[A block of data]
::::
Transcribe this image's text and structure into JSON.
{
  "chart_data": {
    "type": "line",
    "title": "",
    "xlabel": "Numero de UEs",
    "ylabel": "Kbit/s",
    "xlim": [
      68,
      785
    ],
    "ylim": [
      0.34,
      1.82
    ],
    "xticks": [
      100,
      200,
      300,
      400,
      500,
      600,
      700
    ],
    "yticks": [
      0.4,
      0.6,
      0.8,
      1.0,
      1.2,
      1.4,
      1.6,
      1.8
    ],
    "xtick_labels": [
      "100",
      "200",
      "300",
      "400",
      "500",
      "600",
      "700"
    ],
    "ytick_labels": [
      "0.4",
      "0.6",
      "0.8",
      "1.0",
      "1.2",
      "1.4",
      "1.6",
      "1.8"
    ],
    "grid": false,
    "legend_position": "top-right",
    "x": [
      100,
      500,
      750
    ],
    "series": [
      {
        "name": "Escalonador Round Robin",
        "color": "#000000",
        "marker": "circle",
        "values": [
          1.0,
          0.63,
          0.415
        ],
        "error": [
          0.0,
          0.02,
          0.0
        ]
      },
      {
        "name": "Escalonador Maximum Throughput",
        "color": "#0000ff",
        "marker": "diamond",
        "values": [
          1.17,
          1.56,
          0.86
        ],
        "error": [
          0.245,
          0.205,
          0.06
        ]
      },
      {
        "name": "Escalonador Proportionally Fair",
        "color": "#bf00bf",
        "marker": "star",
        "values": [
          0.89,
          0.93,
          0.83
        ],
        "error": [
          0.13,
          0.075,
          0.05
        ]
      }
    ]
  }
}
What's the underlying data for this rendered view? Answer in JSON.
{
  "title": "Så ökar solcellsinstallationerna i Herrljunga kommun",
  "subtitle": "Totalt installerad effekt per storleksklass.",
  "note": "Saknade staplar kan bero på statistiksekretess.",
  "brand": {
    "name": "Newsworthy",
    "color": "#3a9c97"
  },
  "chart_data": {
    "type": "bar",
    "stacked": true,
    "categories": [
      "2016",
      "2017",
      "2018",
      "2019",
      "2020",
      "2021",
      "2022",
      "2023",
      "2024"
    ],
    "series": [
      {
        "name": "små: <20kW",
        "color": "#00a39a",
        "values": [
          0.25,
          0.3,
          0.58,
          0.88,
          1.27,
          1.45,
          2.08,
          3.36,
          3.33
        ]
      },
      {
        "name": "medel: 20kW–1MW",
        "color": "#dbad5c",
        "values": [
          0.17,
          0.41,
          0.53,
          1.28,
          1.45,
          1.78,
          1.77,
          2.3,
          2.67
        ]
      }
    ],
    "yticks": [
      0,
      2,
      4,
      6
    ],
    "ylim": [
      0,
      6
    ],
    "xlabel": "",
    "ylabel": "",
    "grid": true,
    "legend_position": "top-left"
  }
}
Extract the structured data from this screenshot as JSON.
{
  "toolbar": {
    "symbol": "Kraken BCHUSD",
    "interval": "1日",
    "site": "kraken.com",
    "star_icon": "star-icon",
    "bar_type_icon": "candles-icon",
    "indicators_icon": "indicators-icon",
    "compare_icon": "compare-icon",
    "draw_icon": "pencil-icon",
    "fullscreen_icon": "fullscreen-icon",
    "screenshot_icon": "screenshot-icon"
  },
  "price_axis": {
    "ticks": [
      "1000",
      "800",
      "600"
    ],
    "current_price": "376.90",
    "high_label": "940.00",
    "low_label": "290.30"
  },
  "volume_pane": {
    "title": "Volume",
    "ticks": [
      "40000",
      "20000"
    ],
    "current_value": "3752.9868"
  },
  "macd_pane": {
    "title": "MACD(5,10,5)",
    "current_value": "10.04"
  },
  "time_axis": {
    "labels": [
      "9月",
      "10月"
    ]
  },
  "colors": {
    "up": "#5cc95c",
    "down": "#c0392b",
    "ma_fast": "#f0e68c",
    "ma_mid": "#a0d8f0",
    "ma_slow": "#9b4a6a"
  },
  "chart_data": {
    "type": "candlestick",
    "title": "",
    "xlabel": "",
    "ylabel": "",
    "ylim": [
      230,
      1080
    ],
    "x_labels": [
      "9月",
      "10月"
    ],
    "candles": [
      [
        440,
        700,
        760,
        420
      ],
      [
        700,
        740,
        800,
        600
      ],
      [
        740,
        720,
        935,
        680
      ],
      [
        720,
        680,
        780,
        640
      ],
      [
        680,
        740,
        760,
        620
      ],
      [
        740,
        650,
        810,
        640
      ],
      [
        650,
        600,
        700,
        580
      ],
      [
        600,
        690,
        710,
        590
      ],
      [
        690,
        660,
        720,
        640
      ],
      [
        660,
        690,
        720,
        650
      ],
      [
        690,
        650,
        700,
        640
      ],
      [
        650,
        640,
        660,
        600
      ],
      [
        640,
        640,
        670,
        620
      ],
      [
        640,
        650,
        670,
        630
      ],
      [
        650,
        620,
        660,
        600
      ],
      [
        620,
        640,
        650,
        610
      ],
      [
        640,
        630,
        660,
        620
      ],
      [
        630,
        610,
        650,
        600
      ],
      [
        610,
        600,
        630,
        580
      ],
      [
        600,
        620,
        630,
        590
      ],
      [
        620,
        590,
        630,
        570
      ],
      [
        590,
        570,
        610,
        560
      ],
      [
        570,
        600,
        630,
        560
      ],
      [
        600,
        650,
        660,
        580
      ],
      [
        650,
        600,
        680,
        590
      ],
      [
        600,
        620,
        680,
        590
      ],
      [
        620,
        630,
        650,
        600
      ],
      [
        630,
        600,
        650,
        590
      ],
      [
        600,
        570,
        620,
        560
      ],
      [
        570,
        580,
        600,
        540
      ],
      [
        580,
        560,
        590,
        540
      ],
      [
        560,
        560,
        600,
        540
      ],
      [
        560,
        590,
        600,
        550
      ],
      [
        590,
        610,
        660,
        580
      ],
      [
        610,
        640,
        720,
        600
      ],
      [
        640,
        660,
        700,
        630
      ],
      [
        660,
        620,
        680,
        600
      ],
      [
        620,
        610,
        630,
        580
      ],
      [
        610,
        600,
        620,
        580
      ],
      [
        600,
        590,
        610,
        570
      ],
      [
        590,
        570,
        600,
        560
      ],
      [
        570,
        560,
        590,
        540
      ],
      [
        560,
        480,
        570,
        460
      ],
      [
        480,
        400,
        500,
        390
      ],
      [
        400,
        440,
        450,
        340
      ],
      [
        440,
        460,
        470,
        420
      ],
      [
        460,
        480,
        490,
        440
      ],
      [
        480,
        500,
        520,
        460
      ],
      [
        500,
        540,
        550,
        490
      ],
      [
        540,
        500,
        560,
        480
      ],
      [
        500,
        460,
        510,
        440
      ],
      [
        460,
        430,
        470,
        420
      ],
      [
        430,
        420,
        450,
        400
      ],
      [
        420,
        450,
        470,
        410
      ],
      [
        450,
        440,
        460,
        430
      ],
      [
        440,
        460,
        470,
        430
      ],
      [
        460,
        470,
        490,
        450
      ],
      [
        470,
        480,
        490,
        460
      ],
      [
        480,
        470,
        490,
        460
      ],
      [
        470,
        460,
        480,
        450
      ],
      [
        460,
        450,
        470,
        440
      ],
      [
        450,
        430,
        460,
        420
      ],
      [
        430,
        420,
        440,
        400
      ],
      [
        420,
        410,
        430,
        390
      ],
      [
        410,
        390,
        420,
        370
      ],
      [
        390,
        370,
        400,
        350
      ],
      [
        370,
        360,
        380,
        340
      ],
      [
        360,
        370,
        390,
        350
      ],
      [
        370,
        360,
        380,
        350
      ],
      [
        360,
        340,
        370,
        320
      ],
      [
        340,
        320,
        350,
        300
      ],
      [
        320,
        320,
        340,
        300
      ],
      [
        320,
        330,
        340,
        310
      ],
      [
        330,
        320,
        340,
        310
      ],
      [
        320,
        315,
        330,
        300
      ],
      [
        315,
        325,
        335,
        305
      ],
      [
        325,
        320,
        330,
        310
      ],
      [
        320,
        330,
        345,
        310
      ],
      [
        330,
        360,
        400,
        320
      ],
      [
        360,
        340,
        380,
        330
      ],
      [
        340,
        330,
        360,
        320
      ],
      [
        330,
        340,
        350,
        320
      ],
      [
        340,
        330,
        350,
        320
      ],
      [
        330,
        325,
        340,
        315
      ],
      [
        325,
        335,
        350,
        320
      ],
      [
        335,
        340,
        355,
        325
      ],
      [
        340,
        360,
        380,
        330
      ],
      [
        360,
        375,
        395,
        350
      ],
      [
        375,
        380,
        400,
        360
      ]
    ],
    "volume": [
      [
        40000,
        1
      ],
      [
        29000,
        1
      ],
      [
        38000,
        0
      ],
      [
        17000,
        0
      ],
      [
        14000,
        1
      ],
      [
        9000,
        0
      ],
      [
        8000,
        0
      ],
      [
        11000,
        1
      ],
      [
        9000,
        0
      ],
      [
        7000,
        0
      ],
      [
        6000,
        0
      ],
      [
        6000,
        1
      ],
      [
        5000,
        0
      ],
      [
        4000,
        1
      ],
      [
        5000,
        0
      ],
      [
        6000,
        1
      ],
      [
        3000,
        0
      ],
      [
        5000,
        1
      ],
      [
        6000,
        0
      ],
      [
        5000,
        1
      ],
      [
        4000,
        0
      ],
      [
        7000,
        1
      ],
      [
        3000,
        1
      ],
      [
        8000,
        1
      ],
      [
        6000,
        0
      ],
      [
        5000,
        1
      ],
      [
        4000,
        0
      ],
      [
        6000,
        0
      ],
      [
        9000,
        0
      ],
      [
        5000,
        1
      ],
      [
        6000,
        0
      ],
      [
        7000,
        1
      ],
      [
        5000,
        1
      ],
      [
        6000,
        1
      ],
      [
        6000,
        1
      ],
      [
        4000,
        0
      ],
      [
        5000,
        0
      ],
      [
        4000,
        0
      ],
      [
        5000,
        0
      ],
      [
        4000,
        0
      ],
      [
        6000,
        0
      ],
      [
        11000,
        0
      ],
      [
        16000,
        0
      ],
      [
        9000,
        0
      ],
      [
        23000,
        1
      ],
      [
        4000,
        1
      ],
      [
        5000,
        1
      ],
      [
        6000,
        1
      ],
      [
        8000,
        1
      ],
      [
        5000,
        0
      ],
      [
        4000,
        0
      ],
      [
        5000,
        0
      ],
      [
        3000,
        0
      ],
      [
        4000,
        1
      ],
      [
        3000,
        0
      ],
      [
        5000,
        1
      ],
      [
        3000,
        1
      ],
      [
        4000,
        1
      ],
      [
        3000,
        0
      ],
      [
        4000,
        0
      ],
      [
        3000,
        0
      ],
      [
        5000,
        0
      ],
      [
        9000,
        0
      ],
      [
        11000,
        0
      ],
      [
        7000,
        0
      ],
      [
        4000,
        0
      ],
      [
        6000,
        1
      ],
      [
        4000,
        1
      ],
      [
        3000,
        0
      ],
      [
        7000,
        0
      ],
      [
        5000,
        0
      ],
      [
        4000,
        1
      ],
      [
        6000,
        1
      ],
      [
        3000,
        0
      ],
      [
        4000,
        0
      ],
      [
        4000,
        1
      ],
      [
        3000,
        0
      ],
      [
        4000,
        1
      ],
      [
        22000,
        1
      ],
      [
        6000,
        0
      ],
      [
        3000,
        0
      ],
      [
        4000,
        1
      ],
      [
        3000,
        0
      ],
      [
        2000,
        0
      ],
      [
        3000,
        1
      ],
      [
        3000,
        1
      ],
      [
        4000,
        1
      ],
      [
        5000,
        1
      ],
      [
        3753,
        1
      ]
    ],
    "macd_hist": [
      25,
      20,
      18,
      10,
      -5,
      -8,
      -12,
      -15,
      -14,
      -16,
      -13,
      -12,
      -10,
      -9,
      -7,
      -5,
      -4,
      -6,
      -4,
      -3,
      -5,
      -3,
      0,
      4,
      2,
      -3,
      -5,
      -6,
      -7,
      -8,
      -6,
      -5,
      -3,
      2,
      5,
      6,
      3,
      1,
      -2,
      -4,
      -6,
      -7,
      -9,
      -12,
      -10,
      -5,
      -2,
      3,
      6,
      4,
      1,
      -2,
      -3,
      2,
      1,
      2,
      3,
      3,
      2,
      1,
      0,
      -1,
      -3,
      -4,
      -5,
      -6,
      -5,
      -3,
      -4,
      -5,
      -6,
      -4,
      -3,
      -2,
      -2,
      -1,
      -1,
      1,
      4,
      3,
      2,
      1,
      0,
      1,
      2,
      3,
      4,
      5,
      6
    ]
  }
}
::::
[Task details] Which lines contain "JSON"? Copy each of them.

[Response to this task]
Transcribe this image's text and structure into JSON.
What's the underlying data for this rendered view? Answer in JSON.
Extract the structured data from this screenshot as JSON.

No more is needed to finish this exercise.